• _Task description_
Each entry below must be repeated word for word.

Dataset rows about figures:
• • • • •

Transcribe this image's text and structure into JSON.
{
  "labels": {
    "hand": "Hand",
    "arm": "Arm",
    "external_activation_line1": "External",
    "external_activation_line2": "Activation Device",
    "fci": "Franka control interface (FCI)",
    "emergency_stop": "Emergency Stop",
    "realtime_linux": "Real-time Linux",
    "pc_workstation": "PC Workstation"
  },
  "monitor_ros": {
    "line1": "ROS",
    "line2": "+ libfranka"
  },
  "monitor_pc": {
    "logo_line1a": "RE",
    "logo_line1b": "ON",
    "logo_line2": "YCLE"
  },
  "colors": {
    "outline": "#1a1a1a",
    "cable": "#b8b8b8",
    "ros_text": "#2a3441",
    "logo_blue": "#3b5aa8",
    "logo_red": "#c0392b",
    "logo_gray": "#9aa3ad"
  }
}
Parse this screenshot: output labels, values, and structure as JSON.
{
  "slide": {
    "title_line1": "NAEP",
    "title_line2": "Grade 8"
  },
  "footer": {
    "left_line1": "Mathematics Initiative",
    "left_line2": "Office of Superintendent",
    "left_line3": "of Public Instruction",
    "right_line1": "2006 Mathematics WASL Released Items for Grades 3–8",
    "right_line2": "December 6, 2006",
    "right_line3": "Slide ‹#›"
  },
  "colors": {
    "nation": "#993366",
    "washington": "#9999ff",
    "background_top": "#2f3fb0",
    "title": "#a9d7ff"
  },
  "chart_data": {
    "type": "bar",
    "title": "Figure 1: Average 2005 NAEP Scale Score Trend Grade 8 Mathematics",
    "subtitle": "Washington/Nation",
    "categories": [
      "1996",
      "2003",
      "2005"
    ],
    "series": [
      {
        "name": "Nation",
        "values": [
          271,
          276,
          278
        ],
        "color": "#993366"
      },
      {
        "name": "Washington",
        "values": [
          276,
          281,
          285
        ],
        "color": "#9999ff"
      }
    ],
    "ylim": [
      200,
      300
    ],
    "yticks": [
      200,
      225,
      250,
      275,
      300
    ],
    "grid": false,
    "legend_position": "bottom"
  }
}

• • • • •

• _Task response_
Transcribe this image's text and structure into JSON.
{
  "labels": {
    "hand": "Hand",
    "arm": "Arm",
    "external_activation_line1": "External",
    "external_activation_line2": "Activation Device",
    "fci": "Franka control interface (FCI)",
    "emergency_stop": "Emergency Stop",
    "realtime_linux": "Real-time Linux",
    "pc_workstation": "PC Workstation"
  },
  "monitor_ros": {
    "line1": "ROS",
    "line2": "+ libfranka"
  },
  "monitor_pc": {
    "logo_line1a": "RE",
    "logo_line1b": "ON",
    "logo_line2": "YCLE"
  },
  "colors": {
    "outline": "#1a1a1a",
    "cable": "#b8b8b8",
    "ros_text": "#2a3441",
    "logo_blue": "#3b5aa8",
    "logo_red": "#c0392b",
    "logo_gray": "#9aa3ad"
  }
}
Parse this screenshot: output labels, values, and structure as JSON.
{
  "slide": {
    "title_line1": "NAEP",
    "title_line2": "Grade 8"
  },
  "footer": {
    "left_line1": "Mathematics Initiative",
    "left_line2": "Office of Superintendent",
    "left_line3": "of Public Instruction",
    "right_line1": "2006 Mathematics WASL Released Items for Grades 3–8",
    "right_line2": "December 6, 2006",
    "right_line3": "Slide ‹#›"
  },
  "colors": {
    "nation": "#993366",
    "washington": "#9999ff",
    "background_top": "#2f3fb0",
    "title": "#a9d7ff"
  },
  "chart_data": {
    "type": "bar",
    "title": "Figure 1: Average 2005 NAEP Scale Score Trend Grade 8 Mathematics",
    "subtitle": "Washington/Nation",
    "categories": [
      "1996",
      "2003",
      "2005"
    ],
    "series": [
      {
        "name": "Nation",
        "values": [
          271,
          276,
          278
        ],
        "color": "#993366"
      },
      {
        "name": "Washington",
        "values": [
          276,
          281,
          285
        ],
        "color": "#9999ff"
      }
    ],
    "ylim": [
      200,
      300
    ],
    "yticks": [
      200,
      225,
      250,
      275,
      300
    ],
    "grid": false,
    "legend_position": "bottom"
  }
}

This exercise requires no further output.